[Structured figure records]
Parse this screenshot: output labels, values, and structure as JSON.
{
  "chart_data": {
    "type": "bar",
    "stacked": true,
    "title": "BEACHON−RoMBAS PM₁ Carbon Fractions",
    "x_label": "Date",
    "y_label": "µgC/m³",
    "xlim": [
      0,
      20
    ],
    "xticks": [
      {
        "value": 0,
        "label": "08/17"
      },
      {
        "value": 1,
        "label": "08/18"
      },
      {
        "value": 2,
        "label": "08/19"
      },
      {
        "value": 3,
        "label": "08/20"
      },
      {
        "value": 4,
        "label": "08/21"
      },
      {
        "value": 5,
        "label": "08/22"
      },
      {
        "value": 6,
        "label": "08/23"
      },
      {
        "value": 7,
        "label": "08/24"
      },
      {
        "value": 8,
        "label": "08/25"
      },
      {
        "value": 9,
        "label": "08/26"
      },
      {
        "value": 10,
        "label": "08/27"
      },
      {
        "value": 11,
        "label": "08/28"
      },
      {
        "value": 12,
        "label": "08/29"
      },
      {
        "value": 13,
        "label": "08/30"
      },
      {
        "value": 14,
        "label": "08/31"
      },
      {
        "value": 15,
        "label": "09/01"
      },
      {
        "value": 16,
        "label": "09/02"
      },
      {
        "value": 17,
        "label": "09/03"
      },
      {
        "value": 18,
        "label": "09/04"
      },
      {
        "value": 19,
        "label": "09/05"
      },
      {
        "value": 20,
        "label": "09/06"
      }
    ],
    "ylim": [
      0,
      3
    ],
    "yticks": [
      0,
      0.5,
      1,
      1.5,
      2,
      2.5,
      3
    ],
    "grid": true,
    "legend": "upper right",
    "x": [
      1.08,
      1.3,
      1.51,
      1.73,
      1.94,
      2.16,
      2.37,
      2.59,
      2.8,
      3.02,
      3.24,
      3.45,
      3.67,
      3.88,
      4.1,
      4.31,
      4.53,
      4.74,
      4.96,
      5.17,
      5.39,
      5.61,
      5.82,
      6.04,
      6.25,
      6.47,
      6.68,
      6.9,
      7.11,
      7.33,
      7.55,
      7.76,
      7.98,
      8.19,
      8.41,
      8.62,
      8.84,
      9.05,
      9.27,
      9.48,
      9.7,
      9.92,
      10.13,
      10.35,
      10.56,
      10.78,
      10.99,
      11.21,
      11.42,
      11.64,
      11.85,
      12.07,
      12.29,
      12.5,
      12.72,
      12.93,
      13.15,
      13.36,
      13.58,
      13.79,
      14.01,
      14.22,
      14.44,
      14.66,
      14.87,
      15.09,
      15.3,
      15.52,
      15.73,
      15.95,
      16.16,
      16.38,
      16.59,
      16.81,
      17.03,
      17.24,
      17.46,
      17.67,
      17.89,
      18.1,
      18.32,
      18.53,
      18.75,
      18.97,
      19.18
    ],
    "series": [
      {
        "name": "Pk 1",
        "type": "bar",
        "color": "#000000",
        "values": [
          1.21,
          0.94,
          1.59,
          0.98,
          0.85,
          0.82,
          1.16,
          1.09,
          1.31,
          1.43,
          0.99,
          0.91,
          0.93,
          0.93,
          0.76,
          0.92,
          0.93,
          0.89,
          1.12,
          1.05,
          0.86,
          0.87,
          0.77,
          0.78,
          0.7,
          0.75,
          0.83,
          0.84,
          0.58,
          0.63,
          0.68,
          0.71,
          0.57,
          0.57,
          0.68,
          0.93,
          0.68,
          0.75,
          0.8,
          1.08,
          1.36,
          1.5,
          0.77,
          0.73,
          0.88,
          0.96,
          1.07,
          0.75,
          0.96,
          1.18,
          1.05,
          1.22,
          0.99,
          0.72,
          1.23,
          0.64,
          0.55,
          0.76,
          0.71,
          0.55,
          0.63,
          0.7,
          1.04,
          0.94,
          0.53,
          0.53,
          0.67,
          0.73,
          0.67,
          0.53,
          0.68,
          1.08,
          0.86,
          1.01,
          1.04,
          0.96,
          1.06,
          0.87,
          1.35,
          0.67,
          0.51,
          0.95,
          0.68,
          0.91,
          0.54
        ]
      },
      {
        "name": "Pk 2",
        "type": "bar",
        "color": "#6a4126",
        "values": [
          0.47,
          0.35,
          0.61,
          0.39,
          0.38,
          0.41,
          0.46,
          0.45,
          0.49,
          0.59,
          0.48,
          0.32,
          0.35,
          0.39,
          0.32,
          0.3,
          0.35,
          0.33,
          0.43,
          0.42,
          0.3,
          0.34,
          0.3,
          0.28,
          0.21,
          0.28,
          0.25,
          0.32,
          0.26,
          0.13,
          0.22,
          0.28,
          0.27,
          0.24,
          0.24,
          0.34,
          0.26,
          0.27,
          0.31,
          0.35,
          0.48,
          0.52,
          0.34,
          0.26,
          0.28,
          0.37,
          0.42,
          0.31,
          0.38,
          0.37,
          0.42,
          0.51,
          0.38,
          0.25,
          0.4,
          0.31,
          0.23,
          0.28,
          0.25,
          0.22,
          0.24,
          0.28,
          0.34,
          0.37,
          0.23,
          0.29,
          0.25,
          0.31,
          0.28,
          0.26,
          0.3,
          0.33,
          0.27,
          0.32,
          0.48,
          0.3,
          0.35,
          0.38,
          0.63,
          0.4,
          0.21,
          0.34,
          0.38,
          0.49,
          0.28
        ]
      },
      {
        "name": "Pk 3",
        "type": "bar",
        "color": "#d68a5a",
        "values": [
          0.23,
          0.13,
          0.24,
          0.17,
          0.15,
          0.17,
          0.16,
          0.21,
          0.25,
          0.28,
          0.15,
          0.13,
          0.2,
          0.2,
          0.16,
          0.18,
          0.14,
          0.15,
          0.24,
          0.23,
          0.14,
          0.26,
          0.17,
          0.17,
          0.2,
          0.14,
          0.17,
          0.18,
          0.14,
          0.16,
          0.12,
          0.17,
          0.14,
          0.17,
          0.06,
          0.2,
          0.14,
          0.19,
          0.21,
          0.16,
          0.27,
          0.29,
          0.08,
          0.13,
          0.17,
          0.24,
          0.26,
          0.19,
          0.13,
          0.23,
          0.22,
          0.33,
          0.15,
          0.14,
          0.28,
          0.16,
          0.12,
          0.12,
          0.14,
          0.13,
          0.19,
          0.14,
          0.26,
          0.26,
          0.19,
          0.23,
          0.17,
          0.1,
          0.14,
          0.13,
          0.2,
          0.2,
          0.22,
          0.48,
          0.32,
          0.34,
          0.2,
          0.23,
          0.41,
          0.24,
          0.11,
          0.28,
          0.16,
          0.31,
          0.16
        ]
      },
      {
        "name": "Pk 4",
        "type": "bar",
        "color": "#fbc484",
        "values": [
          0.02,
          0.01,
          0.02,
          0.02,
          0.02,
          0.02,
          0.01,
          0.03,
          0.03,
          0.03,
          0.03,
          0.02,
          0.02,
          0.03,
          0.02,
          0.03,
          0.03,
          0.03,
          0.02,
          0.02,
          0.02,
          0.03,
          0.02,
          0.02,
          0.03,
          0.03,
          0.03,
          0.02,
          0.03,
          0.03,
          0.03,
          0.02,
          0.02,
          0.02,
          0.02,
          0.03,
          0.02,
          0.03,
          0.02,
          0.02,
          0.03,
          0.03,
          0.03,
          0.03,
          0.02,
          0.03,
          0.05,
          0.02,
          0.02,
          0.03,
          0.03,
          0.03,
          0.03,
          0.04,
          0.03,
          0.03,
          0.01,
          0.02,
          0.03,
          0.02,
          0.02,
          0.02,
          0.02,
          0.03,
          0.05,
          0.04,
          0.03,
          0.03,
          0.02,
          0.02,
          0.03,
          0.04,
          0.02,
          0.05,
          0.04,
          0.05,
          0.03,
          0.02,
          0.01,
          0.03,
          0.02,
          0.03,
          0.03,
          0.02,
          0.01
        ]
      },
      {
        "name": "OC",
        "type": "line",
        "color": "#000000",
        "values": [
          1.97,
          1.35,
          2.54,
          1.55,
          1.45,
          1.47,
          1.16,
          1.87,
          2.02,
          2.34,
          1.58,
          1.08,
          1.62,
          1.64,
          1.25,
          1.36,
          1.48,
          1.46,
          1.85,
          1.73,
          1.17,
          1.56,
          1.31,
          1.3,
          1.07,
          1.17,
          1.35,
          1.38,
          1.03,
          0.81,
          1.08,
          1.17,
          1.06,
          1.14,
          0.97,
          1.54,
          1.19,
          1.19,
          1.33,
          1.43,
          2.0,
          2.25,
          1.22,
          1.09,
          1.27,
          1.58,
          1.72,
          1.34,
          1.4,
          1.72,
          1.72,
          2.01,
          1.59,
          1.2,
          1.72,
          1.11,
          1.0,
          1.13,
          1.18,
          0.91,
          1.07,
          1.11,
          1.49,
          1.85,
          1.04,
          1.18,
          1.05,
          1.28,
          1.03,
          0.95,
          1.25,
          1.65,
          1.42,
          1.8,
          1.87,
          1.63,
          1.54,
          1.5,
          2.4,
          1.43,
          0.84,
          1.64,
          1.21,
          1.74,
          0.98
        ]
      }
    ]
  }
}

### Written problem
Out of the preceding entries, pull every line containing the string "color".

### Response to the task
        "color": "#000000",
        "color": "#6a4126",
        "color": "#d68a5a",
        "color": "#fbc484",
        "color": "#000000",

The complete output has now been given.